WHAT TO PRODUCE :: Count how many lines in the material below hold the word "работников"; the reply is that number alone.

begin DATASET

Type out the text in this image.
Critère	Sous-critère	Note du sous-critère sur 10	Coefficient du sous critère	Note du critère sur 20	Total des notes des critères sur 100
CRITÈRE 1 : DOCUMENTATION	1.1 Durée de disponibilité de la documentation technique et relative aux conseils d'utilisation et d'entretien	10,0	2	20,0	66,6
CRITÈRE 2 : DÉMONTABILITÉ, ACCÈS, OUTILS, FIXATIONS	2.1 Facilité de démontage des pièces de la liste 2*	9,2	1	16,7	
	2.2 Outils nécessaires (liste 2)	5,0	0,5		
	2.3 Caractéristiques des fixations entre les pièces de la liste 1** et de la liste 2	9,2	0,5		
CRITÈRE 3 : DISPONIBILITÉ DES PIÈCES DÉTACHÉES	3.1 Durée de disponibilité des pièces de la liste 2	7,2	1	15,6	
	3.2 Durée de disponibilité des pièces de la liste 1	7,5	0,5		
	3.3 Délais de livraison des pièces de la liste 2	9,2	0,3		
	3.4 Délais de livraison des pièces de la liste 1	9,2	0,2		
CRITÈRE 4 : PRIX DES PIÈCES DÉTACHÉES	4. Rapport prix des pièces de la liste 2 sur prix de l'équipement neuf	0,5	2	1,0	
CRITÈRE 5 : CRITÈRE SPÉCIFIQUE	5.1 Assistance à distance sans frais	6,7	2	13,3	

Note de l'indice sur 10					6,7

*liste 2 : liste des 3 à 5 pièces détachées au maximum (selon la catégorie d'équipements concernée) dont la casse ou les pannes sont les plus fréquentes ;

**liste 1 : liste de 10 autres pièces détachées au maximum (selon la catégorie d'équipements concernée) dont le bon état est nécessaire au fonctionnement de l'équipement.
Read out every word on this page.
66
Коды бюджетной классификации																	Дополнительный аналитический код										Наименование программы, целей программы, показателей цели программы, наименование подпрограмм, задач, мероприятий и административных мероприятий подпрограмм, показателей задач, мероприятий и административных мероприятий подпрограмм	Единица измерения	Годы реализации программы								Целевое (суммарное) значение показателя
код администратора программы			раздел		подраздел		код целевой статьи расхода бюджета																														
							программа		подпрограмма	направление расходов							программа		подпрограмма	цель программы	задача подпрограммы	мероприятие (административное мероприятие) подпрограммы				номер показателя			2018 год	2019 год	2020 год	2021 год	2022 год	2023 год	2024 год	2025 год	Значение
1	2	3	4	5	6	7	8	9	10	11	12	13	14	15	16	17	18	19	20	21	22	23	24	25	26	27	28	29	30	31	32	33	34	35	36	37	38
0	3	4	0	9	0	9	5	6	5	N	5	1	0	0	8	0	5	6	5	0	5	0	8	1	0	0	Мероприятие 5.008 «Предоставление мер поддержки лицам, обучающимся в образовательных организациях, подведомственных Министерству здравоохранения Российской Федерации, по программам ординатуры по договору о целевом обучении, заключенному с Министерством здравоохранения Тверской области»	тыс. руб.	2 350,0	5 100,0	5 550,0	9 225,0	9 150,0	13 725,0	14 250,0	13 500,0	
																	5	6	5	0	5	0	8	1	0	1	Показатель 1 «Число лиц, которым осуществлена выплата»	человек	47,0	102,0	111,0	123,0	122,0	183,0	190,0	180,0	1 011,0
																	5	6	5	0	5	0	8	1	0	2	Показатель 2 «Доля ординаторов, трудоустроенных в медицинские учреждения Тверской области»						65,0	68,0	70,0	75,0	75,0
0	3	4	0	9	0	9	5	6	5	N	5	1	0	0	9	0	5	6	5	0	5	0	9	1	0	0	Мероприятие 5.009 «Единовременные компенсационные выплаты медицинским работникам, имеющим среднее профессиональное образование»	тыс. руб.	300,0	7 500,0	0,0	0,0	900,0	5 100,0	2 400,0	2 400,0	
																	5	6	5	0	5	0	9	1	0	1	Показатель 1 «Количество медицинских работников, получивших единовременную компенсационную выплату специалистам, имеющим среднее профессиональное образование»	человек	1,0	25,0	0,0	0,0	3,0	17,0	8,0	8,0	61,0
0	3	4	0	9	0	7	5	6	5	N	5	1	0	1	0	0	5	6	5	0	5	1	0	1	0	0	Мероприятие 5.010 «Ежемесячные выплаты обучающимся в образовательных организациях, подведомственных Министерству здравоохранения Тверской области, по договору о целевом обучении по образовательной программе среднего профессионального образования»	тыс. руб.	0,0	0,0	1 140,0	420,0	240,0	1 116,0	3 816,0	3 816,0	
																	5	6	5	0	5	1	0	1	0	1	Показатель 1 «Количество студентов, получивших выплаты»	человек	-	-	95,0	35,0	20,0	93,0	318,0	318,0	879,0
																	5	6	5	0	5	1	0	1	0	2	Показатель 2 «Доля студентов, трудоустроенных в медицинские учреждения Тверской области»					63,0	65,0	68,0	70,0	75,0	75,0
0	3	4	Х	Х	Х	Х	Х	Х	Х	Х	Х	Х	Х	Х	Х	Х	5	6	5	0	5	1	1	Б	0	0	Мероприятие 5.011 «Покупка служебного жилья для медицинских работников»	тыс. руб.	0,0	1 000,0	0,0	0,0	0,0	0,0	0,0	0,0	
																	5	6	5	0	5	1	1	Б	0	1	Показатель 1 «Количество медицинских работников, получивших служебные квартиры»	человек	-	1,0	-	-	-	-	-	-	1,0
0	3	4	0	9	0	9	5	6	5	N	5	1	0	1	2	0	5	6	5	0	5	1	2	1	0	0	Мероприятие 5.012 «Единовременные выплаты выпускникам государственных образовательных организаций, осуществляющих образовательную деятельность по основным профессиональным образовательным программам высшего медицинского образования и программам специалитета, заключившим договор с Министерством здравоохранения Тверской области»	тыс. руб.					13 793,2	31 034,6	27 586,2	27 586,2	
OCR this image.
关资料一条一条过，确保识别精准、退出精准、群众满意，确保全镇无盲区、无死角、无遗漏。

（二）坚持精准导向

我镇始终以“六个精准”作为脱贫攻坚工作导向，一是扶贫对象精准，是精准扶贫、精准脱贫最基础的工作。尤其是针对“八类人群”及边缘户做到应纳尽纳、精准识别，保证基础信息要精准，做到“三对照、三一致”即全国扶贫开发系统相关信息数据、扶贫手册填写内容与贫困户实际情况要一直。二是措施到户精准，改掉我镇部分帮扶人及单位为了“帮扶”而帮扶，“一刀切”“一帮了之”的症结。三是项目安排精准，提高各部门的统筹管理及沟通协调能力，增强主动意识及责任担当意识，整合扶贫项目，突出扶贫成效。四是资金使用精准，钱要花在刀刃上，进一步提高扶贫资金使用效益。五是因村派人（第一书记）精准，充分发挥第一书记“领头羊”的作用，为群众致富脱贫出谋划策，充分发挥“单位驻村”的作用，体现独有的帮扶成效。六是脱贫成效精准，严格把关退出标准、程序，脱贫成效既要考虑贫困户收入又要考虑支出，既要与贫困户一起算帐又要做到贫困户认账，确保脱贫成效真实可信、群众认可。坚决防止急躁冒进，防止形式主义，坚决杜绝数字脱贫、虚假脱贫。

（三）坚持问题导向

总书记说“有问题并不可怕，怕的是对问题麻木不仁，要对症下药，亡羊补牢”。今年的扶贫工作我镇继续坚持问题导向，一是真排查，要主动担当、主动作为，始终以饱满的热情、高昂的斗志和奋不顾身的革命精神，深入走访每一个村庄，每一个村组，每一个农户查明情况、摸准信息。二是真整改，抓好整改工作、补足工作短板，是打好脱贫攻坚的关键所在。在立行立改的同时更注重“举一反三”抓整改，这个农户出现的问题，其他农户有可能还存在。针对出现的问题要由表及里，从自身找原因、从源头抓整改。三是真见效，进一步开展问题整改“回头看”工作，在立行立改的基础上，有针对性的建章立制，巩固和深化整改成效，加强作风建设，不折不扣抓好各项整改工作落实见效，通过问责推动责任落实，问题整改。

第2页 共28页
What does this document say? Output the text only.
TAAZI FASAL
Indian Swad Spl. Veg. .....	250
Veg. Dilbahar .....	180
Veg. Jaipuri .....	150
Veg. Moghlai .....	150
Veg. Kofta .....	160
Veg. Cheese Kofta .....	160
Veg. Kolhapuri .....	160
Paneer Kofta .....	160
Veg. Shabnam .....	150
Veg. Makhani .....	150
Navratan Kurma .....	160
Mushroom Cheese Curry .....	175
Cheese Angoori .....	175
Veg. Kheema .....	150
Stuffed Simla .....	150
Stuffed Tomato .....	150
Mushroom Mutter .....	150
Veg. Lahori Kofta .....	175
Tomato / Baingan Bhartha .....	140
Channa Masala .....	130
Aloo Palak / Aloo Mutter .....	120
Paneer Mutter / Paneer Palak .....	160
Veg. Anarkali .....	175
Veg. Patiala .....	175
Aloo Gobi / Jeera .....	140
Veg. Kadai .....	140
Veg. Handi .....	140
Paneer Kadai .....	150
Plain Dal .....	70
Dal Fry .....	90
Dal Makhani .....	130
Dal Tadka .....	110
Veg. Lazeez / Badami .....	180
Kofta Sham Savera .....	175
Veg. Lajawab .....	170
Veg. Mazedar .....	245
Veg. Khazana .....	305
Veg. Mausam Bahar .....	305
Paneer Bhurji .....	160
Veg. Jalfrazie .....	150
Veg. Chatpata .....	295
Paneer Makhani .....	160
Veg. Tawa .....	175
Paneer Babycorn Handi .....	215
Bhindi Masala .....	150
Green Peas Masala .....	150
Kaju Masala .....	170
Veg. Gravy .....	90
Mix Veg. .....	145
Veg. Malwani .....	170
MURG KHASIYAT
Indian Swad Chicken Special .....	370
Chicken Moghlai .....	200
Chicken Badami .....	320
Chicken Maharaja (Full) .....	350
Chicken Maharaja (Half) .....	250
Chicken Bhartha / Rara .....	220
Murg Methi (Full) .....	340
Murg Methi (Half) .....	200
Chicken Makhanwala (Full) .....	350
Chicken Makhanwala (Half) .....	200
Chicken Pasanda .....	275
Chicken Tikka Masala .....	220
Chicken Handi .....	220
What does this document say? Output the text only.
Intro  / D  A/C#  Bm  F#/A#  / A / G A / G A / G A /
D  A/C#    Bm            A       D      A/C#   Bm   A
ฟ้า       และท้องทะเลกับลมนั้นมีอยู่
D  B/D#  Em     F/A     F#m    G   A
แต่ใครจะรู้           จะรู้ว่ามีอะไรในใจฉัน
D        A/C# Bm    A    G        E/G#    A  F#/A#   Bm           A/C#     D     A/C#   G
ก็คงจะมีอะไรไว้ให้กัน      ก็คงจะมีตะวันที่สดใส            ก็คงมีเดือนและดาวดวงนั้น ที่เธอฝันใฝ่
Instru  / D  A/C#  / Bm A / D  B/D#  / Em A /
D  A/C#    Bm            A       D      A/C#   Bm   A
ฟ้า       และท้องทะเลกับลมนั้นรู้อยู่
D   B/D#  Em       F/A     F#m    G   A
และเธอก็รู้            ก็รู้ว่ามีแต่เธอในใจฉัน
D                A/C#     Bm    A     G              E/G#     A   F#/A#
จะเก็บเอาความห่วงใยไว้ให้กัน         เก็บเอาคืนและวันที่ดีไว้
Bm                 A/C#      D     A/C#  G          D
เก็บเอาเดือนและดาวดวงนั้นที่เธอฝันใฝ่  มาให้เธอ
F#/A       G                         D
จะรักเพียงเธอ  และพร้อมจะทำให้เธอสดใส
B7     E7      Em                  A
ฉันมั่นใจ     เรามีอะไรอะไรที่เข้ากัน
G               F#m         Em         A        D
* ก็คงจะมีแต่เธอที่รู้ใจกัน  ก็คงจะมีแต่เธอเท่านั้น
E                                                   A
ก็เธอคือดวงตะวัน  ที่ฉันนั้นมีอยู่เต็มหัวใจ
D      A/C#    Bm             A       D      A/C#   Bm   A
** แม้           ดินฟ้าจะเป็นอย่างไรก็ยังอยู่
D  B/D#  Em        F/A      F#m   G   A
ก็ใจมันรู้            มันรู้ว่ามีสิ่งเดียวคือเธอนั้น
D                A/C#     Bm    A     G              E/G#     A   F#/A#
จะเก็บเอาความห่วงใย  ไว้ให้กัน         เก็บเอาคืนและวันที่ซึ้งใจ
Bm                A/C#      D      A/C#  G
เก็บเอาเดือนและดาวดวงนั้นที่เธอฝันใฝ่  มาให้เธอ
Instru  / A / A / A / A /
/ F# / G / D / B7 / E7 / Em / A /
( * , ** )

end DATASET

CORRECT OUTPUT :: 3